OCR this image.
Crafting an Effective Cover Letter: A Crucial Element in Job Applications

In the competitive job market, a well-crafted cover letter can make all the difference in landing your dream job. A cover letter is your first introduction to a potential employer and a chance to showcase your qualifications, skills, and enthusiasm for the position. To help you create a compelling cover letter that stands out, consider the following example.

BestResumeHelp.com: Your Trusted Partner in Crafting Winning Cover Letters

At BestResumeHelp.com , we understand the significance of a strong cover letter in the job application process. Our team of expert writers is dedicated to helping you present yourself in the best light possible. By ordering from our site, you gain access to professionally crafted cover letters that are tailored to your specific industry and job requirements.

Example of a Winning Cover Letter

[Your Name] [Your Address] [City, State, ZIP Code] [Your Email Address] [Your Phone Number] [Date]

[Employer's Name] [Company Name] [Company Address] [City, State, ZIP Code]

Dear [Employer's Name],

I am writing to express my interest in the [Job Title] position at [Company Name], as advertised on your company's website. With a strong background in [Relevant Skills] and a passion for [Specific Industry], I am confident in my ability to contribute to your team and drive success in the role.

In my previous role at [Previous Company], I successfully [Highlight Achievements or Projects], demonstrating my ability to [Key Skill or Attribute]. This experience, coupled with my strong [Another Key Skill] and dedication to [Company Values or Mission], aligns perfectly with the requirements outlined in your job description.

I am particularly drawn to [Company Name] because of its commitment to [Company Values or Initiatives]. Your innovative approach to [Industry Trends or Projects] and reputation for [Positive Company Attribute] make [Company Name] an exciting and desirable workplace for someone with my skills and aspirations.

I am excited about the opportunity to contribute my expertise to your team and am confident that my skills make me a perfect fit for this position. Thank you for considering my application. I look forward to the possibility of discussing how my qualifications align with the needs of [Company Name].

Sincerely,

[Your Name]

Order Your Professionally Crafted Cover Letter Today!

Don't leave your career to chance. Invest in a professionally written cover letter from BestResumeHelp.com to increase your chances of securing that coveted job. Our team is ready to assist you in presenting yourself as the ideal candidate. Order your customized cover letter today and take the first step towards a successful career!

§ WHAT IS NEEDED: Look for lines containing the string "yourself" and copy them all.

§ ANSWER FOR THIS EXERCISE:
At BestResumeHelp.com , we understand the significance of a strong cover letter in the job application process. Our team of expert writers is dedicated to helping you present yourself in the best light possible. By ordering from our site, you gain access to professionally crafted cover letters that are tailored to your specific industry and job requirements.
Don't leave your career to chance. Invest in a professionally written cover letter from BestResumeHelp.com to increase your chances of securing that coveted job. Our team is ready to assist you in presenting yourself as the ideal candidate. Order your customized cover letter today and take the first step towards a successful career!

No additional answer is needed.